*Task inputs*:
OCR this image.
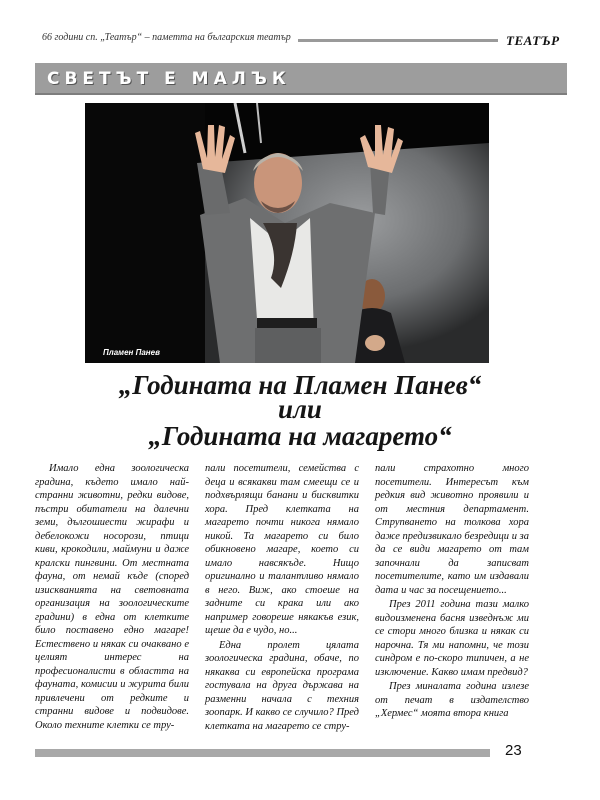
66 години сп. „Театър“ – паметта на българския театър	ТЕАТЪР
СВЕТЪТ Е МАЛЪК
Пламен Панев
„Годината на Пламен Панев“
или
„Годината на магарето“

Имало една зоологическа градина, където имало най-странни животни, редки видове, пъстри обитатели на далечни земи, дългошиести жирафи и дебелокожи носорози, птици киви, крокодили, маймуни и даже кралски пингвини. От местната фауна, от немай къде (според изискванията на световната организация на зоологическите градини) в една от клетките било поставено едно магаре! Естествено и някак си очаквано е целият интерес на професионалисти в областта на фауната, комисии и журита били привлечени от редките и странни видове и подвидове. Около техните клетки се тру-

пали посетители, семейства с деца и всякакви там смеещи се и подхвърлящи банани и бисквитки хора. Пред клетката на магарето почти никога нямало никой. Та магарето си било обикновено магаре, което си имало навсякъде. Нищо оригинално и талантливо нямало в него. Виж, ако стоеше на задните си крака или ако например говореше някакъв език, щеше да е чудо, но...

Една пролет цялата зоологическа градина, обаче, по някаква си европейска програма гостувала на друга държава на разменни начала с техния зоопарк. И какво се случило? Пред клетката на магарето се стру-

пали страхотно много посетители. Интересът към редкия вид животно проявили и от местния департамент. Струпването на толкова хора даже предизвикало безредици и за да се види магарето от там започнали да записват посетителите, като им издавали дата и час за посещението...

През 2011 година тази малко видоизменена басня изведнъж ми се стори много близка и някак си нарочна. Тя ми напомни, че този синдром е по-скоро типичен, а не изключение. Какво имам предвид?

През миналата година излезе от печат в издателство „Хермес“ моята втора книга

23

*Written exercise*:
Filter the listing above by the word "посетители"; copy each line that passes.

*Result of the exercise*:
пали посетители, семейства с деца и всякакви там смеещи се и подхвърлящи банани и бисквитки хора. Пред клетката на магарето почти никога нямало никой. Та магарето си било обикновено магаре, което си имало навсякъде. Нищо оригинално и талантливо нямало в него. Виж, ако стоеше на задните си крака или ако например говореше някакъв език, щеше да е чудо, но...
пали страхотно много посетители. Интересът към редкия вид животно проявили и от местния департамент. Струпването на толкова хора даже предизвикало безредици и за да се види магарето от там започнали да записват посетителите, като им издавали дата и час за посещението...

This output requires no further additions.